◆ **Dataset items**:
************

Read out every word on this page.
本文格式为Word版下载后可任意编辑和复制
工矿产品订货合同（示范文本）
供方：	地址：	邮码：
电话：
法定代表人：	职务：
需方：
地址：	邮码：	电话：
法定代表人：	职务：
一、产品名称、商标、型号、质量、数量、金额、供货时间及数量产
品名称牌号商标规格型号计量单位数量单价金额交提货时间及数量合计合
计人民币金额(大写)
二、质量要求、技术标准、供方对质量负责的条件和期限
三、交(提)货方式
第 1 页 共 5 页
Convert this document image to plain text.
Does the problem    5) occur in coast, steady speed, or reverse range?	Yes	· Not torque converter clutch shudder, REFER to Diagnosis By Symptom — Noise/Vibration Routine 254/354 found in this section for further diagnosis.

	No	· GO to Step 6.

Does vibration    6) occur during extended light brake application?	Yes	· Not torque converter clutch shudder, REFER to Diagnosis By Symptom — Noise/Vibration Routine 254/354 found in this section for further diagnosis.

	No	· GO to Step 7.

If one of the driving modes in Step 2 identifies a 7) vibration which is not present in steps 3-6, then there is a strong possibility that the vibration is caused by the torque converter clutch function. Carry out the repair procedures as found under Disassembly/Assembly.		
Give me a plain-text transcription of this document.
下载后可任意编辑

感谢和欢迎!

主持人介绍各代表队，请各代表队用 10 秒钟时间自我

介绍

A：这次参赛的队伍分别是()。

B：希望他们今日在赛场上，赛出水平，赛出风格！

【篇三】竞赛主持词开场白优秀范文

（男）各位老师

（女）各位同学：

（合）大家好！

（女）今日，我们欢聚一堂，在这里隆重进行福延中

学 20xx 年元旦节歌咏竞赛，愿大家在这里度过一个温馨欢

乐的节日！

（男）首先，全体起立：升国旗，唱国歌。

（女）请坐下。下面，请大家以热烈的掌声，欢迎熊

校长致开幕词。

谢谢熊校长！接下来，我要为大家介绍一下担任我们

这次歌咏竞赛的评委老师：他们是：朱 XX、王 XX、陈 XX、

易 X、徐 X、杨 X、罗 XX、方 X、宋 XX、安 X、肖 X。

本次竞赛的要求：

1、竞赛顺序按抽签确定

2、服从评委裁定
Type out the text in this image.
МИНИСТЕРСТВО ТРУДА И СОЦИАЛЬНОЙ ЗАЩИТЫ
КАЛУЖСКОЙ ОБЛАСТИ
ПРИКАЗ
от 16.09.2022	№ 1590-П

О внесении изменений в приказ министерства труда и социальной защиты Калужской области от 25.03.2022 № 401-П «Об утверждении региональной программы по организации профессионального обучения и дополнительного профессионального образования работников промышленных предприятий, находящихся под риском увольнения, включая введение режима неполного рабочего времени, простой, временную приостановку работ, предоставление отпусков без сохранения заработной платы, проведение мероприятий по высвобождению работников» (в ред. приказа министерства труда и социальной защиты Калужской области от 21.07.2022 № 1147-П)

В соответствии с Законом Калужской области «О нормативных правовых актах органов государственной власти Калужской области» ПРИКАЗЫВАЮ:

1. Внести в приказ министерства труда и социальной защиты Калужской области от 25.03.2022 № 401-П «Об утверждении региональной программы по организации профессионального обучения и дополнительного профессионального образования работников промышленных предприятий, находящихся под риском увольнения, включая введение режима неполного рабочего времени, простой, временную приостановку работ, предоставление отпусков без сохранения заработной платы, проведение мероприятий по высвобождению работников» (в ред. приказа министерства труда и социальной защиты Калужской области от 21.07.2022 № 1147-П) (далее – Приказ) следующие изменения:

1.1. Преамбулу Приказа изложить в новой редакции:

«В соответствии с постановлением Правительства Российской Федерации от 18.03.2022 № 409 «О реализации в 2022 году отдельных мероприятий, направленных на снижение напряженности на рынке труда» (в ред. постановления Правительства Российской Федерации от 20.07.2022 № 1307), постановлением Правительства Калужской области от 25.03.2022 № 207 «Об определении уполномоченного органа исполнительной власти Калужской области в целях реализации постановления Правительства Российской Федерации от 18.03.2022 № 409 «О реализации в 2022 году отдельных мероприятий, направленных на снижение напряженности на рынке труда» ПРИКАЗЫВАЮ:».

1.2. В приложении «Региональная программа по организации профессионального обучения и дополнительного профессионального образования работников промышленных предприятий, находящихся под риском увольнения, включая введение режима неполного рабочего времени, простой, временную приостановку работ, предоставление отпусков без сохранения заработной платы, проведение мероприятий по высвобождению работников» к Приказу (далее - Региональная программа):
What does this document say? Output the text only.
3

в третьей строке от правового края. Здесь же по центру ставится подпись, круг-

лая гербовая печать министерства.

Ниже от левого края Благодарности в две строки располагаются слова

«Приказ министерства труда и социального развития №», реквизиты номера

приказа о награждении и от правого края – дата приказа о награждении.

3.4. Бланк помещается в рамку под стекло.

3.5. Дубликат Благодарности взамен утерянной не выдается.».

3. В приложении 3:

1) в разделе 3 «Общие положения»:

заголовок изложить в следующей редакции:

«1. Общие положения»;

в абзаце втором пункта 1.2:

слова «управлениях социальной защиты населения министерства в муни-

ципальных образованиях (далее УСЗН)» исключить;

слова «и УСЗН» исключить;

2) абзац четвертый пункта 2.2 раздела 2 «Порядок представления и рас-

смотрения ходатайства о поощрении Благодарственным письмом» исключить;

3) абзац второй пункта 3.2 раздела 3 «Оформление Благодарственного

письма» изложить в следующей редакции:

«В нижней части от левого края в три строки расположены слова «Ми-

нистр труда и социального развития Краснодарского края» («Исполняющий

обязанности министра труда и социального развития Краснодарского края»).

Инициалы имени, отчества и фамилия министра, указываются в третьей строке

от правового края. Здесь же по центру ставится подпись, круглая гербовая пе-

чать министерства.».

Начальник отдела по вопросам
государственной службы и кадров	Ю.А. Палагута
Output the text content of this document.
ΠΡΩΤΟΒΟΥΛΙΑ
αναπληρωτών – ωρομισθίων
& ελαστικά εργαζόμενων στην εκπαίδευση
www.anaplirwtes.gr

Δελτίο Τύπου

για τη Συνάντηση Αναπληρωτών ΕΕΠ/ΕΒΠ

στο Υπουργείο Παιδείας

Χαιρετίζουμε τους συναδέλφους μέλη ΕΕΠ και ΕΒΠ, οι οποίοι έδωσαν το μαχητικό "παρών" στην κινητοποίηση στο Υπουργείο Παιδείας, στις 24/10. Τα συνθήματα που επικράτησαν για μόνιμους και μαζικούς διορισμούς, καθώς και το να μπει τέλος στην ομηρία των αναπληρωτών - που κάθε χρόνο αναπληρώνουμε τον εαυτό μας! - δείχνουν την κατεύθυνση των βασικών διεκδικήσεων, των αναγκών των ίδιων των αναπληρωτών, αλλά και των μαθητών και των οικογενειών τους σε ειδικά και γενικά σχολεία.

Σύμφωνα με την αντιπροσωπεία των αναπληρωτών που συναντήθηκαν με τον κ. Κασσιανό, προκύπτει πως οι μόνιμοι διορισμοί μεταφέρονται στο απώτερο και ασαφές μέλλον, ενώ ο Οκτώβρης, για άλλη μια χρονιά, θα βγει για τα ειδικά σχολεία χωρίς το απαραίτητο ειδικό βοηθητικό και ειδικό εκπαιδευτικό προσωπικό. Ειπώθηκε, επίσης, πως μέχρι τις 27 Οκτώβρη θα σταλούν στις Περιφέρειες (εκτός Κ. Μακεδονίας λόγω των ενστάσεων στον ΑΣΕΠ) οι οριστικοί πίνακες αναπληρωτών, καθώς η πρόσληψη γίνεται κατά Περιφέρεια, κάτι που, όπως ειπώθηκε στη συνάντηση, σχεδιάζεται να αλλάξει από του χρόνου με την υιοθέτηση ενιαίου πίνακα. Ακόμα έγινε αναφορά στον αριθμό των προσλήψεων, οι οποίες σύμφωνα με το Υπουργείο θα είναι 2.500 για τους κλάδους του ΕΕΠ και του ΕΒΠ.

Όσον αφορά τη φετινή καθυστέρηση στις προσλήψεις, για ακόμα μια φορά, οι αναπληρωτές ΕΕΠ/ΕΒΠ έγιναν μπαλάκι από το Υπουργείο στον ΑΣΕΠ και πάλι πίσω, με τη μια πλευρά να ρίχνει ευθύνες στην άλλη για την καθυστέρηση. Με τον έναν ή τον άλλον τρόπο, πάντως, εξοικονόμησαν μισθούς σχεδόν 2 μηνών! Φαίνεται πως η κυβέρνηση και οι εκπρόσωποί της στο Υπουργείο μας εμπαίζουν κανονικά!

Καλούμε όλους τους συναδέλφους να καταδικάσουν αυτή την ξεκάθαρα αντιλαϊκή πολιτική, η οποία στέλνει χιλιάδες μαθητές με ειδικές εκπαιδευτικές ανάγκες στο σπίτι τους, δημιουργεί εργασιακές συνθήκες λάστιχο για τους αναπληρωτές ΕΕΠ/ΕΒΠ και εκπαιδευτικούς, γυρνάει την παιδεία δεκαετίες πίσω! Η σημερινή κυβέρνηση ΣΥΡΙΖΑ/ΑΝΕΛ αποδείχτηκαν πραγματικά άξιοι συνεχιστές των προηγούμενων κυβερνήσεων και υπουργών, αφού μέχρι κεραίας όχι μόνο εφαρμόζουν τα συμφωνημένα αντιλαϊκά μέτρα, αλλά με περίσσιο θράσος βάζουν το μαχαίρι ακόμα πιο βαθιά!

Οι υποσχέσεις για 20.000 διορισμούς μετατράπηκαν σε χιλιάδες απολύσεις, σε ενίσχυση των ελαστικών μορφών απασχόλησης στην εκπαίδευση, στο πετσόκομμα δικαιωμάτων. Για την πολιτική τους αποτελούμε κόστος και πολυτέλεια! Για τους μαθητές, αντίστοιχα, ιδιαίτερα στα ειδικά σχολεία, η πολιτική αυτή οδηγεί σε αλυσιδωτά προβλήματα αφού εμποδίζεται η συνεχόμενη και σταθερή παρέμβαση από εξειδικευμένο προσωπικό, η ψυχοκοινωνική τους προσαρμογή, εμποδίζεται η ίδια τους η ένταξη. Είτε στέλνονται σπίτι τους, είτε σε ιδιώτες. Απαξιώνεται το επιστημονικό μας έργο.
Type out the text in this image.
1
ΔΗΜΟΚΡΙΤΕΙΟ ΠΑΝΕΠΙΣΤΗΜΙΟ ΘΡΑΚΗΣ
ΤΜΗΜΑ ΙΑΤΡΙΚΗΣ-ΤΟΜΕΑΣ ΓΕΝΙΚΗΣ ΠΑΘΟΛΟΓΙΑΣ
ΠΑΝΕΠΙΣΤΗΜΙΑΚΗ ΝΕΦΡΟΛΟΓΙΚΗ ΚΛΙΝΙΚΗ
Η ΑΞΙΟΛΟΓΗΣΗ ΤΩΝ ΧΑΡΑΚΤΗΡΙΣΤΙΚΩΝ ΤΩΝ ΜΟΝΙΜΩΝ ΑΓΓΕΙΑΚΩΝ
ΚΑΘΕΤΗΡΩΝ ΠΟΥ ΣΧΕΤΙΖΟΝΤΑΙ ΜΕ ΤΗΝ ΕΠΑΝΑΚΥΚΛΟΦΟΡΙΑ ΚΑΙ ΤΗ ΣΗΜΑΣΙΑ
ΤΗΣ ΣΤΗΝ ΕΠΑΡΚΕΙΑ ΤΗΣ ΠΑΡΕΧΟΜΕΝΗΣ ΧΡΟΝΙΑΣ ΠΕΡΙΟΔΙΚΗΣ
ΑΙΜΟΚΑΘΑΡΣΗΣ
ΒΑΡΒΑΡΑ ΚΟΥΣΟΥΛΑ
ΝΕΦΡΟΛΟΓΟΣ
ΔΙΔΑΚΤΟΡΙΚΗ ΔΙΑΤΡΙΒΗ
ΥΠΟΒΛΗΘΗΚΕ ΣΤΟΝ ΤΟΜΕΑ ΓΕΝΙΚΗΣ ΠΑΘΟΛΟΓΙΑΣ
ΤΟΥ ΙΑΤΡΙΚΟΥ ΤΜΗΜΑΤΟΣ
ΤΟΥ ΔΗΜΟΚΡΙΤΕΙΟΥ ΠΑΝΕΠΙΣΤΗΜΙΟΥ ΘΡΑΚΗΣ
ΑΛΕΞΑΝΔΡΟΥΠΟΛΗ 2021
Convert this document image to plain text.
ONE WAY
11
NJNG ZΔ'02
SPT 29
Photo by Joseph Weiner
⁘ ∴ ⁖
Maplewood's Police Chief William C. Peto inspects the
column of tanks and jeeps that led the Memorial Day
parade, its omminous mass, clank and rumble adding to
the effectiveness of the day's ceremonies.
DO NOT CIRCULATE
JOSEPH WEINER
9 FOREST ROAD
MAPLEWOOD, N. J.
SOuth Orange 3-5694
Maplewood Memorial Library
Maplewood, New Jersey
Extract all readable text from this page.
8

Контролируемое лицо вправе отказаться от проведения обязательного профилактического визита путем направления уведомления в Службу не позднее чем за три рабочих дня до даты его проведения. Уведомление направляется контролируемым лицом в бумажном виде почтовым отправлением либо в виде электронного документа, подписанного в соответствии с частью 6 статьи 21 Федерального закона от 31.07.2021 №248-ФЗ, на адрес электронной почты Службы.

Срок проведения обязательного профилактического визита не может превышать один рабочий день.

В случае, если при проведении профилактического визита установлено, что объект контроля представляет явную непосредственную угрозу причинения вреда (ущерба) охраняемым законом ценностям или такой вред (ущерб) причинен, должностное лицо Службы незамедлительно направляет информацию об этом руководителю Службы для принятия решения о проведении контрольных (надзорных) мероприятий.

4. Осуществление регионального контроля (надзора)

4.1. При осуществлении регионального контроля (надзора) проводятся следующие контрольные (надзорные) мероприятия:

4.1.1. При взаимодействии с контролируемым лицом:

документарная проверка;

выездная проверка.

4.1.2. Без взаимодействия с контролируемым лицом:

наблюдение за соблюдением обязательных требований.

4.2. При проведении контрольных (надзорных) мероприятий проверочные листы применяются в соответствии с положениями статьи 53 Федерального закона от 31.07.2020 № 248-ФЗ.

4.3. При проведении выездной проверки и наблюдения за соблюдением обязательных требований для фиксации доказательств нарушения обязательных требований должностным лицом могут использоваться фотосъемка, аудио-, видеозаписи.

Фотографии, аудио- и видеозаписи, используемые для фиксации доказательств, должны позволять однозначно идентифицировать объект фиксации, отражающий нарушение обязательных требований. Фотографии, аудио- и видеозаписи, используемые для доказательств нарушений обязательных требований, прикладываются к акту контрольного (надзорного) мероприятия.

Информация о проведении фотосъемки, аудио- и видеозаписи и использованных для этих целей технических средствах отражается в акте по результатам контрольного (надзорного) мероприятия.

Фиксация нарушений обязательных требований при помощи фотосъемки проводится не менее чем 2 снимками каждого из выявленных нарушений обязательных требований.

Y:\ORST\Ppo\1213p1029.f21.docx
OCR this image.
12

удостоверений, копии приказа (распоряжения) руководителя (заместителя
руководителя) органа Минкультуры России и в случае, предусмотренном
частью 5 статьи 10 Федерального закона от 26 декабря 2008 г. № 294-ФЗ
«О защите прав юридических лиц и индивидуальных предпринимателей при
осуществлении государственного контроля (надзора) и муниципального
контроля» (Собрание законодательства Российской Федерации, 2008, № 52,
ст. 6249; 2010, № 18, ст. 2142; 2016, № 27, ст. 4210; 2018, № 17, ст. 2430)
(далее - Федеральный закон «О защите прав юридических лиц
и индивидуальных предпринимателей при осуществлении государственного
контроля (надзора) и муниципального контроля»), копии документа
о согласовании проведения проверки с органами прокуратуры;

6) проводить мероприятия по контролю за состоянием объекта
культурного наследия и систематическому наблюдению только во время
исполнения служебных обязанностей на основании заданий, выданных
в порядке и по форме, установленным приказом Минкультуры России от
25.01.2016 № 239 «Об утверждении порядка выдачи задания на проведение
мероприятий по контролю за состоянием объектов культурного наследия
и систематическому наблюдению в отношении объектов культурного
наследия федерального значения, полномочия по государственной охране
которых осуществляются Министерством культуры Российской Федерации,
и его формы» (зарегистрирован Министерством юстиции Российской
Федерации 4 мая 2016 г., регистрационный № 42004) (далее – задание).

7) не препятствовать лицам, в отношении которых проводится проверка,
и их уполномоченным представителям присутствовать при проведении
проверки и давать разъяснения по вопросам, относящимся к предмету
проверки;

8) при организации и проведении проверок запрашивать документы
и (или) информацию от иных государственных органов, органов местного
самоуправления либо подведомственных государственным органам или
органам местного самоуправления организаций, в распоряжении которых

************

◆ **DIRECTIONS**: Where a line of the entries contains the word "аудио", copy that line.

◆ **CORRECT RESULT**:
4.3. При проведении выездной проверки и наблюдения за соблюдением обязательных требований для фиксации доказательств нарушения обязательных требований должностным лицом могут использоваться фотосъемка, аудио-, видеозаписи.
Фотографии, аудио- и видеозаписи, используемые для фиксации доказательств, должны позволять однозначно идентифицировать объект фиксации, отражающий нарушение обязательных требований. Фотографии, аудио- и видеозаписи, используемые для доказательств нарушений обязательных требований, прикладываются к акту контрольного (надзорного) мероприятия.
Информация о проведении фотосъемки, аудио- и видеозаписи и использованных для этих целей технических средствах отражается в акте по результатам контрольного (надзорного) мероприятия.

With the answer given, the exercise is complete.